**Source records**

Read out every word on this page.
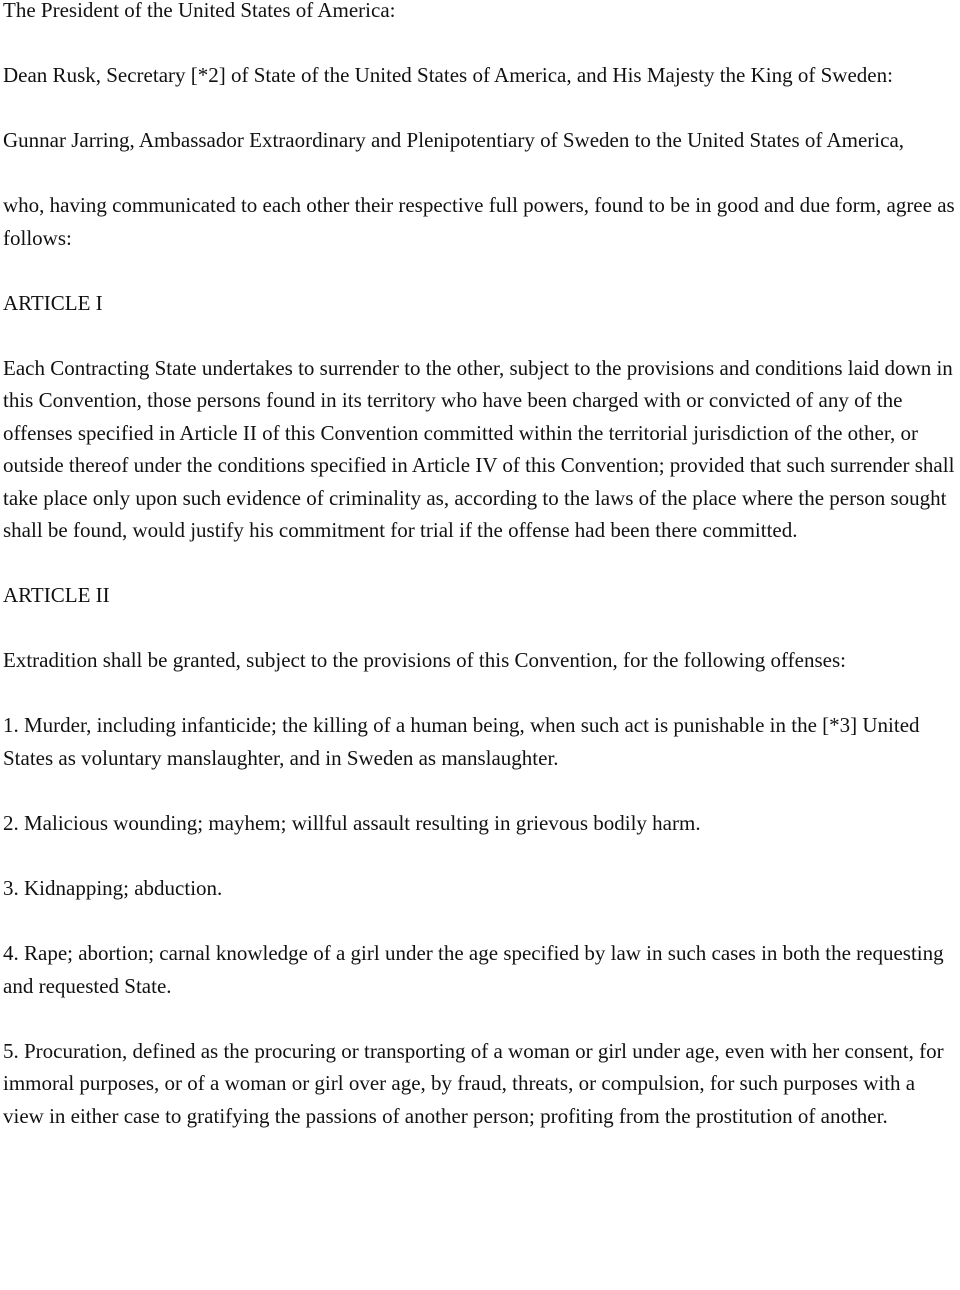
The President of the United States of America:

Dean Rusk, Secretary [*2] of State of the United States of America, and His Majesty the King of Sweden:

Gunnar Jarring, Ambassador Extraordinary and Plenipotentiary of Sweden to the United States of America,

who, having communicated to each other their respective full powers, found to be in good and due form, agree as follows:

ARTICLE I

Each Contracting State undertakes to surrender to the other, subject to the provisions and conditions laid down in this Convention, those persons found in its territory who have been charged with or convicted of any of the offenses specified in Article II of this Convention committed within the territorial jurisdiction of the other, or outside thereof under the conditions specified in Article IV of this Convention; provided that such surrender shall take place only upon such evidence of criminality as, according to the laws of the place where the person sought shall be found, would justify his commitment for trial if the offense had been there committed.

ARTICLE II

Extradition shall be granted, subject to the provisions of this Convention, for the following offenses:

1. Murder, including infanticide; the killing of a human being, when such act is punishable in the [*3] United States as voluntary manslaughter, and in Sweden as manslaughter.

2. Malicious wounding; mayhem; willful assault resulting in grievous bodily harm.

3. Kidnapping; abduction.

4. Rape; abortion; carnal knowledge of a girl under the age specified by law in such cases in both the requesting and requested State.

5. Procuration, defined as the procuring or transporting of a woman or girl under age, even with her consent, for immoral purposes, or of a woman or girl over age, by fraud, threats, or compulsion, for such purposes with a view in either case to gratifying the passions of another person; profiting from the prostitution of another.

**Problem requirements**
Leave out the pictures and transcribe everything else exactly.

**Result of this task**
Read out every word on this page.
The President of the United States of America:

Dean Rusk, Secretary [*2] of State of the United States of America, and His Majesty the King of Sweden:

Gunnar Jarring, Ambassador Extraordinary and Plenipotentiary of Sweden to the United States of America,

who, having communicated to each other their respective full powers, found to be in good and due form, agree as follows:

ARTICLE I

Each Contracting State undertakes to surrender to the other, subject to the provisions and conditions laid down in this Convention, those persons found in its territory who have been charged with or convicted of any of the offenses specified in Article II of this Convention committed within the territorial jurisdiction of the other, or outside thereof under the conditions specified in Article IV of this Convention; provided that such surrender shall take place only upon such evidence of criminality as, according to the laws of the place where the person sought shall be found, would justify his commitment for trial if the offense had been there committed.

ARTICLE II

Extradition shall be granted, subject to the provisions of this Convention, for the following offenses:

1. Murder, including infanticide; the killing of a human being, when such act is punishable in the [*3] United States as voluntary manslaughter, and in Sweden as manslaughter.

2. Malicious wounding; mayhem; willful assault resulting in grievous bodily harm.

3. Kidnapping; abduction.

4. Rape; abortion; carnal knowledge of a girl under the age specified by law in such cases in both the requesting and requested State.

5. Procuration, defined as the procuring or transporting of a woman or girl under age, even with her consent, for immoral purposes, or of a woman or girl over age, by fraud, threats, or compulsion, for such purposes with a view in either case to gratifying the passions of another person; profiting from the prostitution of another.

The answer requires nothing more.